TO BE DONE. You are to retype all of the data exactly as it appears.

EXTRACTED RECORDS.
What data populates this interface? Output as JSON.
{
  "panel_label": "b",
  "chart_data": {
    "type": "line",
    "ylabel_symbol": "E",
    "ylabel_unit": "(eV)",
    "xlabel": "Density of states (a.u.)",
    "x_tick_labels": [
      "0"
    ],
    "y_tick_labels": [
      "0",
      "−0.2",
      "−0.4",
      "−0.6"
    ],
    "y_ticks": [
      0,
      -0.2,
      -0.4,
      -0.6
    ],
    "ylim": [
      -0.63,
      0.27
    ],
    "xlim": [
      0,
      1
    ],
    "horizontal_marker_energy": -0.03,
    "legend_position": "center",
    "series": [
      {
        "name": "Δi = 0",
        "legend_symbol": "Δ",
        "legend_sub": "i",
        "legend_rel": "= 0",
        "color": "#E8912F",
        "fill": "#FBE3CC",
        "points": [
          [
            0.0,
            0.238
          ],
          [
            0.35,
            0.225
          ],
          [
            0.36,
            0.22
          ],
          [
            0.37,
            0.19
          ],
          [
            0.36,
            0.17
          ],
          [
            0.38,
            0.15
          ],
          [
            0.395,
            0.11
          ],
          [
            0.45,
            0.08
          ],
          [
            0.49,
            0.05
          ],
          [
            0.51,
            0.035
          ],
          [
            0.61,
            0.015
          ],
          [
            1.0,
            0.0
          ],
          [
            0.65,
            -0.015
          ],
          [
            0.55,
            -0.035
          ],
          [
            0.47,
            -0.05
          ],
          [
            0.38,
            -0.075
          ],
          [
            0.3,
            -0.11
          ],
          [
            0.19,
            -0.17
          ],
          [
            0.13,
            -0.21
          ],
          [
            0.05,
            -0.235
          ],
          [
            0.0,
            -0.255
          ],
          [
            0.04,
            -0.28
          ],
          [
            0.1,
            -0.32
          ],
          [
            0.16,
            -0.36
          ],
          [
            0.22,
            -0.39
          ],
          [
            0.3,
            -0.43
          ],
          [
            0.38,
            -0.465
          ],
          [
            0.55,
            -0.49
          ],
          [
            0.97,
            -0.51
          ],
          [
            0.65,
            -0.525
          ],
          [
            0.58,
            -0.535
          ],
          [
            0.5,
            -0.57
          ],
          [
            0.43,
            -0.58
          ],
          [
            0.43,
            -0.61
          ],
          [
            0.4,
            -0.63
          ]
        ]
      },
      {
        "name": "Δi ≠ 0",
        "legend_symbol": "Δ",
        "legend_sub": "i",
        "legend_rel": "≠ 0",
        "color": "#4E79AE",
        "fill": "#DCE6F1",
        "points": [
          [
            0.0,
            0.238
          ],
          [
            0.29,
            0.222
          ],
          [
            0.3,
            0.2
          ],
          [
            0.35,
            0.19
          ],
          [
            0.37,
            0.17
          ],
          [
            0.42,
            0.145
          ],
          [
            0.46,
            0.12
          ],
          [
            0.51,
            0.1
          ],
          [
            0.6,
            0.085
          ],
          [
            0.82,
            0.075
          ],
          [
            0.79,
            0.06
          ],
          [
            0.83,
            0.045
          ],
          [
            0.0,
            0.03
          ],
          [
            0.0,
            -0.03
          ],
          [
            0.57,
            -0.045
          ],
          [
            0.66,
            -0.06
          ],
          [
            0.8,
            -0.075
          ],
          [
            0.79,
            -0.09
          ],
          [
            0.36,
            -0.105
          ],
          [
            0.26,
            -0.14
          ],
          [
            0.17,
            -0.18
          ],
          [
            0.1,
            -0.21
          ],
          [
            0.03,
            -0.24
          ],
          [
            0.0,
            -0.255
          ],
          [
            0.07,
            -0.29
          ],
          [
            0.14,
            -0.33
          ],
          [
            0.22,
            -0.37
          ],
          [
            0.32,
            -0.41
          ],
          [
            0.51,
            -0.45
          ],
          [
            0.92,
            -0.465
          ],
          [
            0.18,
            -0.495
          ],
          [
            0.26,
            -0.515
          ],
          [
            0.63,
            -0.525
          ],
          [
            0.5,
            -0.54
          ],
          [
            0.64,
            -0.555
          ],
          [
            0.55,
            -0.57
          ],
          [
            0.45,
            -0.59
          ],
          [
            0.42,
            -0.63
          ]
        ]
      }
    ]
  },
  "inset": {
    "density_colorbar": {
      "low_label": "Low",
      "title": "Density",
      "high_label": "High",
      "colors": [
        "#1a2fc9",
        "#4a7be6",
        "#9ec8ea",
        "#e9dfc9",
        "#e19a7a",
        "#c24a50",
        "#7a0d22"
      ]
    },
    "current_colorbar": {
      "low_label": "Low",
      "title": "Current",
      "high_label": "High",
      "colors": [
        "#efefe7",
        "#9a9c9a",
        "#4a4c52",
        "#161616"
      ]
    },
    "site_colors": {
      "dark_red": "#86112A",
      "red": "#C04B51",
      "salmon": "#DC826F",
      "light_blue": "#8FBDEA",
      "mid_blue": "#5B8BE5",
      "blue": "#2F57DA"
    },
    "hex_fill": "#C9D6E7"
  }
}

WRITTEN SOLUTION.
What data populates this interface? Output as JSON.
{
  "panel_label": "b",
  "chart_data": {
    "type": "line",
    "ylabel_symbol": "E",
    "ylabel_unit": "(eV)",
    "xlabel": "Density of states (a.u.)",
    "x_tick_labels": [
      "0"
    ],
    "y_tick_labels": [
      "0",
      "−0.2",
      "−0.4",
      "−0.6"
    ],
    "y_ticks": [
      0,
      -0.2,
      -0.4,
      -0.6
    ],
    "ylim": [
      -0.63,
      0.27
    ],
    "xlim": [
      0,
      1
    ],
    "horizontal_marker_energy": -0.03,
    "legend_position": "center",
    "series": [
      {
        "name": "Δi = 0",
        "legend_symbol": "Δ",
        "legend_sub": "i",
        "legend_rel": "= 0",
        "color": "#E8912F",
        "fill": "#FBE3CC",
        "points": [
          [
            0.0,
            0.238
          ],
          [
            0.35,
            0.225
          ],
          [
            0.36,
            0.22
          ],
          [
            0.37,
            0.19
          ],
          [
            0.36,
            0.17
          ],
          [
            0.38,
            0.15
          ],
          [
            0.395,
            0.11
          ],
          [
            0.45,
            0.08
          ],
          [
            0.49,
            0.05
          ],
          [
            0.51,
            0.035
          ],
          [
            0.61,
            0.015
          ],
          [
            1.0,
            0.0
          ],
          [
            0.65,
            -0.015
          ],
          [
            0.55,
            -0.035
          ],
          [
            0.47,
            -0.05
          ],
          [
            0.38,
            -0.075
          ],
          [
            0.3,
            -0.11
          ],
          [
            0.19,
            -0.17
          ],
          [
            0.13,
            -0.21
          ],
          [
            0.05,
            -0.235
          ],
          [
            0.0,
            -0.255
          ],
          [
            0.04,
            -0.28
          ],
          [
            0.1,
            -0.32
          ],
          [
            0.16,
            -0.36
          ],
          [
            0.22,
            -0.39
          ],
          [
            0.3,
            -0.43
          ],
          [
            0.38,
            -0.465
          ],
          [
            0.55,
            -0.49
          ],
          [
            0.97,
            -0.51
          ],
          [
            0.65,
            -0.525
          ],
          [
            0.58,
            -0.535
          ],
          [
            0.5,
            -0.57
          ],
          [
            0.43,
            -0.58
          ],
          [
            0.43,
            -0.61
          ],
          [
            0.4,
            -0.63
          ]
        ]
      },
      {
        "name": "Δi ≠ 0",
        "legend_symbol": "Δ",
        "legend_sub": "i",
        "legend_rel": "≠ 0",
        "color": "#4E79AE",
        "fill": "#DCE6F1",
        "points": [
          [
            0.0,
            0.238
          ],
          [
            0.29,
            0.222
          ],
          [
            0.3,
            0.2
          ],
          [
            0.35,
            0.19
          ],
          [
            0.37,
            0.17
          ],
          [
            0.42,
            0.145
          ],
          [
            0.46,
            0.12
          ],
          [
            0.51,
            0.1
          ],
          [
            0.6,
            0.085
          ],
          [
            0.82,
            0.075
          ],
          [
            0.79,
            0.06
          ],
          [
            0.83,
            0.045
          ],
          [
            0.0,
            0.03
          ],
          [
            0.0,
            -0.03
          ],
          [
            0.57,
            -0.045
          ],
          [
            0.66,
            -0.06
          ],
          [
            0.8,
            -0.075
          ],
          [
            0.79,
            -0.09
          ],
          [
            0.36,
            -0.105
          ],
          [
            0.26,
            -0.14
          ],
          [
            0.17,
            -0.18
          ],
          [
            0.1,
            -0.21
          ],
          [
            0.03,
            -0.24
          ],
          [
            0.0,
            -0.255
          ],
          [
            0.07,
            -0.29
          ],
          [
            0.14,
            -0.33
          ],
          [
            0.22,
            -0.37
          ],
          [
            0.32,
            -0.41
          ],
          [
            0.51,
            -0.45
          ],
          [
            0.92,
            -0.465
          ],
          [
            0.18,
            -0.495
          ],
          [
            0.26,
            -0.515
          ],
          [
            0.63,
            -0.525
          ],
          [
            0.5,
            -0.54
          ],
          [
            0.64,
            -0.555
          ],
          [
            0.55,
            -0.57
          ],
          [
            0.45,
            -0.59
          ],
          [
            0.42,
            -0.63
          ]
        ]
      }
    ]
  },
  "inset": {
    "density_colorbar": {
      "low_label": "Low",
      "title": "Density",
      "high_label": "High",
      "colors": [
        "#1a2fc9",
        "#4a7be6",
        "#9ec8ea",
        "#e9dfc9",
        "#e19a7a",
        "#c24a50",
        "#7a0d22"
      ]
    },
    "current_colorbar": {
      "low_label": "Low",
      "title": "Current",
      "high_label": "High",
      "colors": [
        "#efefe7",
        "#9a9c9a",
        "#4a4c52",
        "#161616"
      ]
    },
    "site_colors": {
      "dark_red": "#86112A",
      "red": "#C04B51",
      "salmon": "#DC826F",
      "light_blue": "#8FBDEA",
      "mid_blue": "#5B8BE5",
      "blue": "#2F57DA"
    },
    "hex_fill": "#C9D6E7"
  }
}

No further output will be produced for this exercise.